GOAL — Show every line in the entries below where the word "underlying" appears.

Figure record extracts
★ ★ ★

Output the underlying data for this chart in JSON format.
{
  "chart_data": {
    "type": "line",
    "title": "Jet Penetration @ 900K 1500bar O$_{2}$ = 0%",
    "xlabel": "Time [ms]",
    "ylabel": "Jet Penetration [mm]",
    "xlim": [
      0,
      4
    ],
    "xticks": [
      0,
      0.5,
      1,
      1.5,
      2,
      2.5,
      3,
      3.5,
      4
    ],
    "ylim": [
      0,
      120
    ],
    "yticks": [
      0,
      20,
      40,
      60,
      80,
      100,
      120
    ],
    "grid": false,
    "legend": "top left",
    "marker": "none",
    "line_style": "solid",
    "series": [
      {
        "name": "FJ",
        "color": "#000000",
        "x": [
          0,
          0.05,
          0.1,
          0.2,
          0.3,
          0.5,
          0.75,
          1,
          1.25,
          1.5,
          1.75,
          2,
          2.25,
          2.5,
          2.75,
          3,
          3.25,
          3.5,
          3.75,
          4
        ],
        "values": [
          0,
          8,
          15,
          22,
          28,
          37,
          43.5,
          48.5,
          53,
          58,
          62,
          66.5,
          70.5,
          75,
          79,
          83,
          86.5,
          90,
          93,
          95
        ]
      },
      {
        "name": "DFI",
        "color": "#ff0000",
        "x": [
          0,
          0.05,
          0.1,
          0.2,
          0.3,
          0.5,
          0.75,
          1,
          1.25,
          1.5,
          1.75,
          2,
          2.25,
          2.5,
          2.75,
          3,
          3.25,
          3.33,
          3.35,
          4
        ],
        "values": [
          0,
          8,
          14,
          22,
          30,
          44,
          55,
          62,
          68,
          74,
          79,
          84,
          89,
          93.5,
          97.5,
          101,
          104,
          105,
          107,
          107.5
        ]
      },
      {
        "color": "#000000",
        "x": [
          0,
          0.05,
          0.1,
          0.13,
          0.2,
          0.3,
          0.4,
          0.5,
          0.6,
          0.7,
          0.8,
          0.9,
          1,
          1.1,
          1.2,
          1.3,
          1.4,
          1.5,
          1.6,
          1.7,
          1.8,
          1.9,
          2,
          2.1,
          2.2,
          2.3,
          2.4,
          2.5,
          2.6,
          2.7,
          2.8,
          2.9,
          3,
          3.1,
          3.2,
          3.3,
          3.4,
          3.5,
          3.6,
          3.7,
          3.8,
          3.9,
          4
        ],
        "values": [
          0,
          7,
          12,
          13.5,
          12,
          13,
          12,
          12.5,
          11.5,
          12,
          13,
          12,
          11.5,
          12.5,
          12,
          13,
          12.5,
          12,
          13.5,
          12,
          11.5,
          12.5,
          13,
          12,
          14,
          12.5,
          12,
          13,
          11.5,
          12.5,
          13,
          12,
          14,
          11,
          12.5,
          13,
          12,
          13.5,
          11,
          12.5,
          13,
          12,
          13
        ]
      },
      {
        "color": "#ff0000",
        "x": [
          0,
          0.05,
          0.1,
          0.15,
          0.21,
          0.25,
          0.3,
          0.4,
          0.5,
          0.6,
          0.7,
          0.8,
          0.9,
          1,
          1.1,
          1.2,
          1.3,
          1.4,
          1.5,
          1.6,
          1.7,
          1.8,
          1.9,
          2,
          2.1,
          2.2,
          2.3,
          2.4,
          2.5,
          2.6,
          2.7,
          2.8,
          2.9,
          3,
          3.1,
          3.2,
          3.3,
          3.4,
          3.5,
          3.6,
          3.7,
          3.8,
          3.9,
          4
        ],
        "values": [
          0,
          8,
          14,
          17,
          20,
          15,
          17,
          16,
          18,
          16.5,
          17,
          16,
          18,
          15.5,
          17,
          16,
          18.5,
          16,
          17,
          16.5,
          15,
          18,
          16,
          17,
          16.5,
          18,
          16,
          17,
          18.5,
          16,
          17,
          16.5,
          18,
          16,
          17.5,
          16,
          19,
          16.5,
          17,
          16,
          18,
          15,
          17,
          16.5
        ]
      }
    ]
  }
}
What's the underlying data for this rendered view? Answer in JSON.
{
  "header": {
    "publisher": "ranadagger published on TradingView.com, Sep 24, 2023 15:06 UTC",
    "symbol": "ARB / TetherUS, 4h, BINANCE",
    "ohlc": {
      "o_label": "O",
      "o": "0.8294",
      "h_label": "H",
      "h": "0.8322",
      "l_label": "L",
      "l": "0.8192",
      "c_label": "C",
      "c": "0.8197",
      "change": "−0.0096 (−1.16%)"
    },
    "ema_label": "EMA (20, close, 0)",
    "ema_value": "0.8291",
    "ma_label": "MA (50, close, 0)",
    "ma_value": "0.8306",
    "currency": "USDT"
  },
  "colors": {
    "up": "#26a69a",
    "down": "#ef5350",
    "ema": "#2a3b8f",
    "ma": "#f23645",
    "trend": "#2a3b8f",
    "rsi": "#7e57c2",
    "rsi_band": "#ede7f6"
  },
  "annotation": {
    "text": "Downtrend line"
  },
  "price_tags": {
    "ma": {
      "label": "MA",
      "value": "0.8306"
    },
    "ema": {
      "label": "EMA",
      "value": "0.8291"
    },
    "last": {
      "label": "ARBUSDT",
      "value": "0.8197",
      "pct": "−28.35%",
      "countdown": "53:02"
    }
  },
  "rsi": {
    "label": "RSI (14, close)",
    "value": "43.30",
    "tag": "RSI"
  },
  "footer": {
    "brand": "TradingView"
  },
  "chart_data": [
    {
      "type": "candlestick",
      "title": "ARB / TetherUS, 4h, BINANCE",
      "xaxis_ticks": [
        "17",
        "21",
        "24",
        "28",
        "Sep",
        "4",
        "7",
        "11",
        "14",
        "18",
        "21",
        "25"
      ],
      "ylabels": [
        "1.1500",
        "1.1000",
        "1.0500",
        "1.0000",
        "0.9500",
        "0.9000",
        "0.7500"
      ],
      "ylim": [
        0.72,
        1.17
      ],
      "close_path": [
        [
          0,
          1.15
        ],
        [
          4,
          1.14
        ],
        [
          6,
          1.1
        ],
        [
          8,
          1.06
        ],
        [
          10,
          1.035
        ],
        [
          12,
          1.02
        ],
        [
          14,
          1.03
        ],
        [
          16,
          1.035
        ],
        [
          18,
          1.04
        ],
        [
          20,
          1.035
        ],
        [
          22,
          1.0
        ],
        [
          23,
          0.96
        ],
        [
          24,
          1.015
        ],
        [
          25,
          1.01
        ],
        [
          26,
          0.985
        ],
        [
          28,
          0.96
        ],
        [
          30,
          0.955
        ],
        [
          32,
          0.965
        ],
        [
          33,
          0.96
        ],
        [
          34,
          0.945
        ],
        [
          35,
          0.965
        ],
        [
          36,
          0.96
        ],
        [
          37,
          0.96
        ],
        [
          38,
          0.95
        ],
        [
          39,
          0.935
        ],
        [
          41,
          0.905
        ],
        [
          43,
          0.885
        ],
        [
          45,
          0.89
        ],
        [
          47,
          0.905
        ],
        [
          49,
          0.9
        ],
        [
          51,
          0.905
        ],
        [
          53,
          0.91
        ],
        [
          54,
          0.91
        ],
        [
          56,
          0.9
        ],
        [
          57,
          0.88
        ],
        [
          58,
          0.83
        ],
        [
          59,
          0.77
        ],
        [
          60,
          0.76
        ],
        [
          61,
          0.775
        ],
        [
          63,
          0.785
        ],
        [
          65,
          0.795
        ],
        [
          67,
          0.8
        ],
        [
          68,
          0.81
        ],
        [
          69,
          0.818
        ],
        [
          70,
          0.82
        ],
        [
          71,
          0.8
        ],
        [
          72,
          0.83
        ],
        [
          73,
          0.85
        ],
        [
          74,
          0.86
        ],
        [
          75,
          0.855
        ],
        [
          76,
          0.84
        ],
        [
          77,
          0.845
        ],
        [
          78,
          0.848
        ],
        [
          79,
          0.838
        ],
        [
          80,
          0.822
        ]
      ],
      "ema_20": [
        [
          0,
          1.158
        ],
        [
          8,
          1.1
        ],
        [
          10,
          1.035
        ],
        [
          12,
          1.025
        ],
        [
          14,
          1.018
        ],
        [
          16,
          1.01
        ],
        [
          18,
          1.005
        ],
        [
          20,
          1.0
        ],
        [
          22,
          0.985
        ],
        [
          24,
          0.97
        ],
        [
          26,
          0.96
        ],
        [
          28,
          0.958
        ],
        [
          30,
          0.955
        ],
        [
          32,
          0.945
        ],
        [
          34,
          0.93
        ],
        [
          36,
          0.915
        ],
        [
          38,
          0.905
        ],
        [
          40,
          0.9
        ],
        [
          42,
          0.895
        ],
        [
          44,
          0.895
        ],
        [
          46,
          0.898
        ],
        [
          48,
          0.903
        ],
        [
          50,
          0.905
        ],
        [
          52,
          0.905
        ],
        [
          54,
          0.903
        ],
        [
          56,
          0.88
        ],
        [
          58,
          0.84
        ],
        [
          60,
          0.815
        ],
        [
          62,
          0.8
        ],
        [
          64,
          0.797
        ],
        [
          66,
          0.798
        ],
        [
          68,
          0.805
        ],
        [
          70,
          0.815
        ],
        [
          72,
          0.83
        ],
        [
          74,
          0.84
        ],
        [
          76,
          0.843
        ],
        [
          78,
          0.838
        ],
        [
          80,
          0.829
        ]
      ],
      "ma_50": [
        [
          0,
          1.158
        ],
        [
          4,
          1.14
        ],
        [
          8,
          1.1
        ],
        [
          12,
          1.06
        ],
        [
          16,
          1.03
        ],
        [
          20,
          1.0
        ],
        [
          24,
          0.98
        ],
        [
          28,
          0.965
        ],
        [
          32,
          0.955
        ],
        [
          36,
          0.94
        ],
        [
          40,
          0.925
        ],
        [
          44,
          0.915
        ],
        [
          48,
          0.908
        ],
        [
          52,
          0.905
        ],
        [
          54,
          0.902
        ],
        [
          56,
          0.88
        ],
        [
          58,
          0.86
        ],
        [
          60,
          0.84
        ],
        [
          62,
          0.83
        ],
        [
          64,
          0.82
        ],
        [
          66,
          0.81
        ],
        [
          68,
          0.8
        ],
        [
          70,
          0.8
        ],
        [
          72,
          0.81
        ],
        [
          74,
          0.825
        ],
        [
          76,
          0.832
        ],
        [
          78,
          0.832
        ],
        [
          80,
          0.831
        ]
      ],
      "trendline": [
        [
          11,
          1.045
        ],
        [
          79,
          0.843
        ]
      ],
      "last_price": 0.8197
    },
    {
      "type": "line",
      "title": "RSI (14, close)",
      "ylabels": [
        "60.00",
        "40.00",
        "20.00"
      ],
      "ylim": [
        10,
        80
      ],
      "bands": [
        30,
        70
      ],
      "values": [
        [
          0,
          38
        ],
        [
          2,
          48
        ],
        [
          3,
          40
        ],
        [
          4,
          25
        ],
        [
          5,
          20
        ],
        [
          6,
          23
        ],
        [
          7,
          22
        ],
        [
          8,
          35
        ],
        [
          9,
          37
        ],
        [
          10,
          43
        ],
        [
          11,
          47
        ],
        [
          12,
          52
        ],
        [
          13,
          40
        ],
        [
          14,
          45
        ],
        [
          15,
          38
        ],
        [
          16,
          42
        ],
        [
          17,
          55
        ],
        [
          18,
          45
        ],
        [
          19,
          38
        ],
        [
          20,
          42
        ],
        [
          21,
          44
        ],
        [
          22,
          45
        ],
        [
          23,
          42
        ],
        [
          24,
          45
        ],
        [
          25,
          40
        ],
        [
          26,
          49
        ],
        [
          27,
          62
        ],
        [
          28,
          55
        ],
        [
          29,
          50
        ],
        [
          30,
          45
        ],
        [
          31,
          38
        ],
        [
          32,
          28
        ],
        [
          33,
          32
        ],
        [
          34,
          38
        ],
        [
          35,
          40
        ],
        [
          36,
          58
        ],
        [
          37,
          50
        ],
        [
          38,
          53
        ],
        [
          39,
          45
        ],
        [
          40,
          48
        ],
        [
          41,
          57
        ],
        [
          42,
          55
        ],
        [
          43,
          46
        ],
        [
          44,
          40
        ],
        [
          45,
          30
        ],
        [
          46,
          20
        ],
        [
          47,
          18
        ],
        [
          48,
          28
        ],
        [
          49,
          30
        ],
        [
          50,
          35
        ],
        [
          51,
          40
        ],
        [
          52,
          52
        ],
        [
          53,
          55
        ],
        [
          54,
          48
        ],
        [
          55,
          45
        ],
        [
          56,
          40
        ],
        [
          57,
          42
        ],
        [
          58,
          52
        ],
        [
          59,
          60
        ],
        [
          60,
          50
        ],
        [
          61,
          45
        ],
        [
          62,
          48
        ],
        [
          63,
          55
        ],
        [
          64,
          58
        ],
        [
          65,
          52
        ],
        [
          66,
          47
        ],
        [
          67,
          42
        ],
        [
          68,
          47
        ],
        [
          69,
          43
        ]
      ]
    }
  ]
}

★ ★ ★

SOLUTION TO THE EXERCISE —
Output the underlying data for this chart in JSON format.
What's the underlying data for this rendered view? Answer in JSON.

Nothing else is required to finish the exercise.